AIM OF THE TASK
Do not copy the pictures; transcribe all other material exactly.
# Start of RECORDED DATA
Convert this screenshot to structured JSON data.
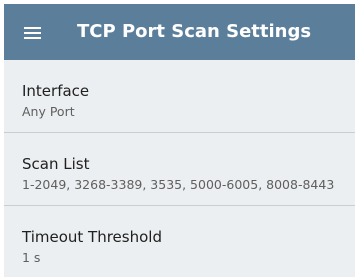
{
  "app_bar": {
    "title": "TCP Port Scan Settings",
    "menu_icon": "hamburger-menu-icon",
    "background_color": "#5b7e9b"
  },
  "settings": [
    {
      "title": "Interface",
      "value": "Any Port"
    },
    {
      "title": "Scan List",
      "value": "1-2049, 3268-3389, 3535, 5000-6005, 8008-8443"
    },
    {
      "title": "Timeout Threshold",
      "value": "1 s"
    }
  ]
}
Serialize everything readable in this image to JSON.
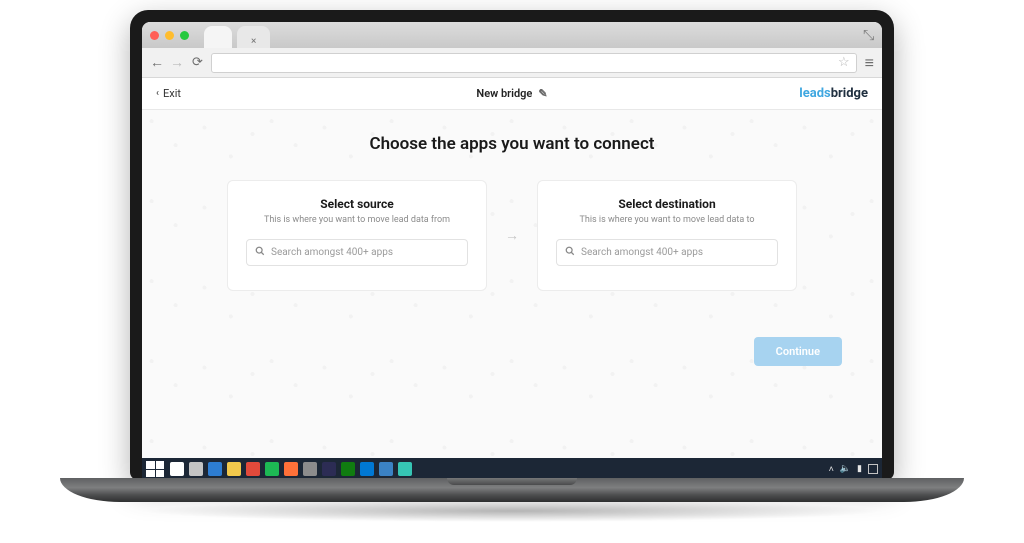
{
  "browser": {
    "tab_close": "×",
    "star_label": "Bookmark",
    "menu_label": "Menu"
  },
  "header": {
    "exit_label": "Exit",
    "title": "New bridge",
    "logo_leads": "leads",
    "logo_bridge": "bridge"
  },
  "main": {
    "heading": "Choose the apps you want to connect",
    "source": {
      "title": "Select source",
      "subtitle": "This is where you want to move lead data from",
      "placeholder": "Search amongst 400+ apps"
    },
    "destination": {
      "title": "Select destination",
      "subtitle": "This is where you want to move lead data to",
      "placeholder": "Search amongst 400+ apps"
    },
    "continue_label": "Continue"
  },
  "taskbar": {
    "icons": [
      {
        "name": "search",
        "color": "#ffffff"
      },
      {
        "name": "task-view",
        "color": "#c4c4c4"
      },
      {
        "name": "mail",
        "color": "#2d7dd2"
      },
      {
        "name": "explorer",
        "color": "#f2c94c"
      },
      {
        "name": "chrome",
        "color": "#e24a3b"
      },
      {
        "name": "spotify",
        "color": "#1db954"
      },
      {
        "name": "firefox",
        "color": "#ff7139"
      },
      {
        "name": "settings",
        "color": "#8c8c8c"
      },
      {
        "name": "eclipse",
        "color": "#2c2c54"
      },
      {
        "name": "xbox",
        "color": "#107c10"
      },
      {
        "name": "vscode",
        "color": "#0078d4"
      },
      {
        "name": "store",
        "color": "#3b82c4"
      },
      {
        "name": "edge",
        "color": "#36c5b4"
      }
    ]
  }
}
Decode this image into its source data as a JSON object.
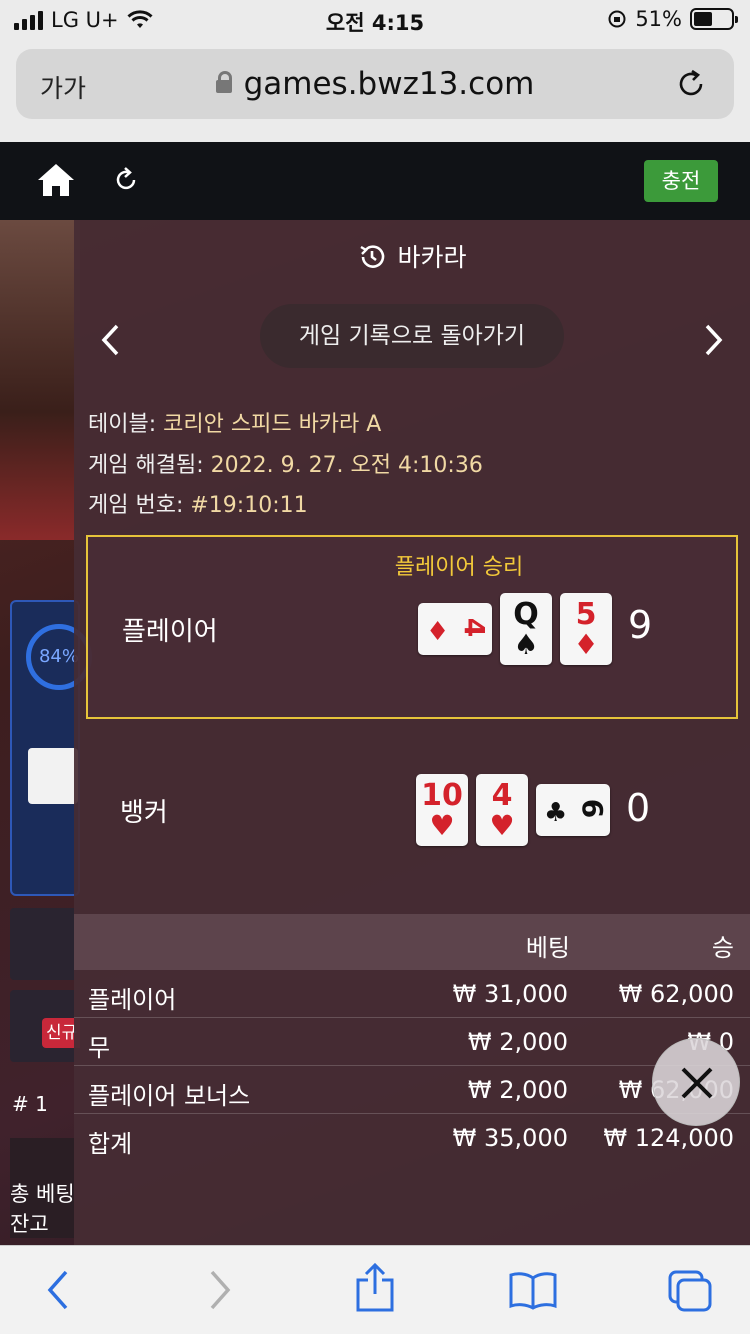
{
  "status": {
    "carrier": "LG U+",
    "time": "오전 4:15",
    "battery": "51%",
    "battery_level": 0.51
  },
  "browser": {
    "aa": "가가",
    "url": "games.bwz13.com"
  },
  "header": {
    "charge_label": "충전"
  },
  "background": {
    "ring_percent": "84%",
    "badge": "신규",
    "row_label": "# 1",
    "bottom_line1": "총 베팅",
    "bottom_line2": "잔고"
  },
  "overlay": {
    "title": "바카라",
    "back_label": "게임 기록으로 돌아가기",
    "info": [
      {
        "label": "테이블:",
        "value": "코리안 스피드 바카라 A"
      },
      {
        "label": "게임 해결됨:",
        "value": "2022. 9. 27. 오전 4:10:36"
      },
      {
        "label": "게임 번호:",
        "value": "#19:10:11"
      }
    ],
    "player": {
      "win_label": "플레이어 승리",
      "label": "플레이어",
      "score": "9",
      "cards": [
        {
          "rank": "4",
          "suit": "♦",
          "color": "red",
          "sideways": true
        },
        {
          "rank": "Q",
          "suit": "♠",
          "color": "black",
          "sideways": false
        },
        {
          "rank": "5",
          "suit": "♦",
          "color": "red",
          "sideways": false
        }
      ]
    },
    "banker": {
      "label": "뱅커",
      "score": "0",
      "cards": [
        {
          "rank": "10",
          "suit": "♥",
          "color": "red",
          "sideways": false
        },
        {
          "rank": "4",
          "suit": "♥",
          "color": "red",
          "sideways": false
        },
        {
          "rank": "6",
          "suit": "♣",
          "color": "black",
          "sideways": true
        }
      ]
    },
    "bets": {
      "col_bet": "베팅",
      "col_win": "승",
      "rows": [
        {
          "name": "플레이어",
          "bet": "₩ 31,000",
          "win": "₩ 62,000"
        },
        {
          "name": "무",
          "bet": "₩ 2,000",
          "win": "₩ 0"
        },
        {
          "name": "플레이어 보너스",
          "bet": "₩ 2,000",
          "win": "₩ 62,000"
        },
        {
          "name": "합계",
          "bet": "₩ 35,000",
          "win": "₩ 124,000"
        }
      ]
    }
  }
}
# End of RECORDED DATA
OUTPUT OF THE TASK
Convert this screenshot to structured JSON data.
{
  "app_bar": {
    "title": "TCP Port Scan Settings",
    "menu_icon": "hamburger-menu-icon",
    "background_color": "#5b7e9b"
  },
  "settings": [
    {
      "title": "Interface",
      "value": "Any Port"
    },
    {
      "title": "Scan List",
      "value": "1-2049, 3268-3389, 3535, 5000-6005, 8008-8443"
    },
    {
      "title": "Timeout Threshold",
      "value": "1 s"
    }
  ]
}
Serialize everything readable in this image to JSON.
{
  "browser": {
    "tab_close": "×",
    "star_label": "Bookmark",
    "menu_label": "Menu"
  },
  "header": {
    "exit_label": "Exit",
    "title": "New bridge",
    "logo_leads": "leads",
    "logo_bridge": "bridge"
  },
  "main": {
    "heading": "Choose the apps you want to connect",
    "source": {
      "title": "Select source",
      "subtitle": "This is where you want to move lead data from",
      "placeholder": "Search amongst 400+ apps"
    },
    "destination": {
      "title": "Select destination",
      "subtitle": "This is where you want to move lead data to",
      "placeholder": "Search amongst 400+ apps"
    },
    "continue_label": "Continue"
  },
  "taskbar": {
    "icons": [
      {
        "name": "search",
        "color": "#ffffff"
      },
      {
        "name": "task-view",
        "color": "#c4c4c4"
      },
      {
        "name": "mail",
        "color": "#2d7dd2"
      },
      {
        "name": "explorer",
        "color": "#f2c94c"
      },
      {
        "name": "chrome",
        "color": "#e24a3b"
      },
      {
        "name": "spotify",
        "color": "#1db954"
      },
      {
        "name": "firefox",
        "color": "#ff7139"
      },
      {
        "name": "settings",
        "color": "#8c8c8c"
      },
      {
        "name": "eclipse",
        "color": "#2c2c54"
      },
      {
        "name": "xbox",
        "color": "#107c10"
      },
      {
        "name": "vscode",
        "color": "#0078d4"
      },
      {
        "name": "store",
        "color": "#3b82c4"
      },
      {
        "name": "edge",
        "color": "#36c5b4"
      }
    ]
  }
}
Decode this image into its source data as a JSON object.
{
  "status": {
    "carrier": "LG U+",
    "time": "오전 4:15",
    "battery": "51%",
    "battery_level": 0.51
  },
  "browser": {
    "aa": "가가",
    "url": "games.bwz13.com"
  },
  "header": {
    "charge_label": "충전"
  },
  "background": {
    "ring_percent": "84%",
    "badge": "신규",
    "row_label": "# 1",
    "bottom_line1": "총 베팅",
    "bottom_line2": "잔고"
  },
  "overlay": {
    "title": "바카라",
    "back_label": "게임 기록으로 돌아가기",
    "info": [
      {
        "label": "테이블:",
        "value": "코리안 스피드 바카라 A"
      },
      {
        "label": "게임 해결됨:",
        "value": "2022. 9. 27. 오전 4:10:36"
      },
      {
        "label": "게임 번호:",
        "value": "#19:10:11"
      }
    ],
    "player": {
      "win_label": "플레이어 승리",
      "label": "플레이어",
      "score": "9",
      "cards": [
        {
          "rank": "4",
          "suit": "♦",
          "color": "red",
          "sideways": true
        },
        {
          "rank": "Q",
          "suit": "♠",
          "color": "black",
          "sideways": false
        },
        {
          "rank": "5",
          "suit": "♦",
          "color": "red",
          "sideways": false
        }
      ]
    },
    "banker": {
      "label": "뱅커",
      "score": "0",
      "cards": [
        {
          "rank": "10",
          "suit": "♥",
          "color": "red",
          "sideways": false
        },
        {
          "rank": "4",
          "suit": "♥",
          "color": "red",
          "sideways": false
        },
        {
          "rank": "6",
          "suit": "♣",
          "color": "black",
          "sideways": true
        }
      ]
    },
    "bets": {
      "col_bet": "베팅",
      "col_win": "승",
      "rows": [
        {
          "name": "플레이어",
          "bet": "₩ 31,000",
          "win": "₩ 62,000"
        },
        {
          "name": "무",
          "bet": "₩ 2,000",
          "win": "₩ 0"
        },
        {
          "name": "플레이어 보너스",
          "bet": "₩ 2,000",
          "win": "₩ 62,000"
        },
        {
          "name": "합계",
          "bet": "₩ 35,000",
          "win": "₩ 124,000"
        }
      ]
    }
  }
}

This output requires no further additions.